((

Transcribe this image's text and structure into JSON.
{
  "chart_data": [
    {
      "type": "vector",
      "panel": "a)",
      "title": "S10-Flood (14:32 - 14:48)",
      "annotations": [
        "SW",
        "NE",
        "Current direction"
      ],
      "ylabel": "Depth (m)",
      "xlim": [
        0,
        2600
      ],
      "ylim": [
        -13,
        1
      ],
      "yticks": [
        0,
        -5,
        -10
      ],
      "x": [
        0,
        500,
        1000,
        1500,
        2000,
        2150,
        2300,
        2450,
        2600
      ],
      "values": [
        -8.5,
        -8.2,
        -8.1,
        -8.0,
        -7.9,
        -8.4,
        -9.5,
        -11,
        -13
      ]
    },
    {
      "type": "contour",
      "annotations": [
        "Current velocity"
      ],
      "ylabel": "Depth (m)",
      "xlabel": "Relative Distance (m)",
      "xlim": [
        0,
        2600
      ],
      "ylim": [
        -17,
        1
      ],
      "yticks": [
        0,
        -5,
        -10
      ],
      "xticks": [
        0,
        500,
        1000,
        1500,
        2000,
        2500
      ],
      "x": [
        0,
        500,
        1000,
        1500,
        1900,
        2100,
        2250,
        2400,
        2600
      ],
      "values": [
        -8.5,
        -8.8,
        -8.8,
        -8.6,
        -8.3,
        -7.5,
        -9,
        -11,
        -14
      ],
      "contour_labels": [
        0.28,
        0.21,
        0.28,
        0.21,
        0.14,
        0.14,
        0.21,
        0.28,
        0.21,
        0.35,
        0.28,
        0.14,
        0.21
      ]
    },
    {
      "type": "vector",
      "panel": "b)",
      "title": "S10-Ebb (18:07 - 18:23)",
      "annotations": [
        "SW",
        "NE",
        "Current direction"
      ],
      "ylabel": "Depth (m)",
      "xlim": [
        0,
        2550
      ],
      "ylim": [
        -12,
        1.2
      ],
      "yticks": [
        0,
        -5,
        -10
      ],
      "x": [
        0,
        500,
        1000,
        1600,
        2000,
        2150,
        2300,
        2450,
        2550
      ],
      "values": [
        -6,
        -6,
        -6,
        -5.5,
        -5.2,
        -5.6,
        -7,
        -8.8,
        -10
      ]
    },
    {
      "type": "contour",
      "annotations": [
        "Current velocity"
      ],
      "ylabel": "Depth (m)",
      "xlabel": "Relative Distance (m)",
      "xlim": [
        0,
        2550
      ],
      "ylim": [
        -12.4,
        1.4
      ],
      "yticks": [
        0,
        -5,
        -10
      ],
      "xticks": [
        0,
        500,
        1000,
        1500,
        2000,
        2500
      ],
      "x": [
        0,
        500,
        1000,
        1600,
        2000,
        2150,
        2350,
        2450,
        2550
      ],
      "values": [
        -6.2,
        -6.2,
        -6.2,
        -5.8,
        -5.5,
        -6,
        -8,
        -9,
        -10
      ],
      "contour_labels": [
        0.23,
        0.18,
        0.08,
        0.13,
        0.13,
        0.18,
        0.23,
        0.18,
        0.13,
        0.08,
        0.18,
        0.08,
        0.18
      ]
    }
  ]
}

))

• TASK TO CARRY OUT: Print every record above exactly as written.

• OUTPUT OF THE EXERCISE:
Transcribe this image's text and structure into JSON.
{
  "chart_data": [
    {
      "type": "vector",
      "panel": "a)",
      "title": "S10-Flood (14:32 - 14:48)",
      "annotations": [
        "SW",
        "NE",
        "Current direction"
      ],
      "ylabel": "Depth (m)",
      "xlim": [
        0,
        2600
      ],
      "ylim": [
        -13,
        1
      ],
      "yticks": [
        0,
        -5,
        -10
      ],
      "x": [
        0,
        500,
        1000,
        1500,
        2000,
        2150,
        2300,
        2450,
        2600
      ],
      "values": [
        -8.5,
        -8.2,
        -8.1,
        -8.0,
        -7.9,
        -8.4,
        -9.5,
        -11,
        -13
      ]
    },
    {
      "type": "contour",
      "annotations": [
        "Current velocity"
      ],
      "ylabel": "Depth (m)",
      "xlabel": "Relative Distance (m)",
      "xlim": [
        0,
        2600
      ],
      "ylim": [
        -17,
        1
      ],
      "yticks": [
        0,
        -5,
        -10
      ],
      "xticks": [
        0,
        500,
        1000,
        1500,
        2000,
        2500
      ],
      "x": [
        0,
        500,
        1000,
        1500,
        1900,
        2100,
        2250,
        2400,
        2600
      ],
      "values": [
        -8.5,
        -8.8,
        -8.8,
        -8.6,
        -8.3,
        -7.5,
        -9,
        -11,
        -14
      ],
      "contour_labels": [
        0.28,
        0.21,
        0.28,
        0.21,
        0.14,
        0.14,
        0.21,
        0.28,
        0.21,
        0.35,
        0.28,
        0.14,
        0.21
      ]
    },
    {
      "type": "vector",
      "panel": "b)",
      "title": "S10-Ebb (18:07 - 18:23)",
      "annotations": [
        "SW",
        "NE",
        "Current direction"
      ],
      "ylabel": "Depth (m)",
      "xlim": [
        0,
        2550
      ],
      "ylim": [
        -12,
        1.2
      ],
      "yticks": [
        0,
        -5,
        -10
      ],
      "x": [
        0,
        500,
        1000,
        1600,
        2000,
        2150,
        2300,
        2450,
        2550
      ],
      "values": [
        -6,
        -6,
        -6,
        -5.5,
        -5.2,
        -5.6,
        -7,
        -8.8,
        -10
      ]
    },
    {
      "type": "contour",
      "annotations": [
        "Current velocity"
      ],
      "ylabel": "Depth (m)",
      "xlabel": "Relative Distance (m)",
      "xlim": [
        0,
        2550
      ],
      "ylim": [
        -12.4,
        1.4
      ],
      "yticks": [
        0,
        -5,
        -10
      ],
      "xticks": [
        0,
        500,
        1000,
        1500,
        2000,
        2500
      ],
      "x": [
        0,
        500,
        1000,
        1600,
        2000,
        2150,
        2350,
        2450,
        2550
      ],
      "values": [
        -6.2,
        -6.2,
        -6.2,
        -5.8,
        -5.5,
        -6,
        -8,
        -9,
        -10
      ],
      "contour_labels": [
        0.23,
        0.18,
        0.08,
        0.13,
        0.13,
        0.18,
        0.23,
        0.18,
        0.13,
        0.08,
        0.18,
        0.08,
        0.18
      ]
    }
  ]
}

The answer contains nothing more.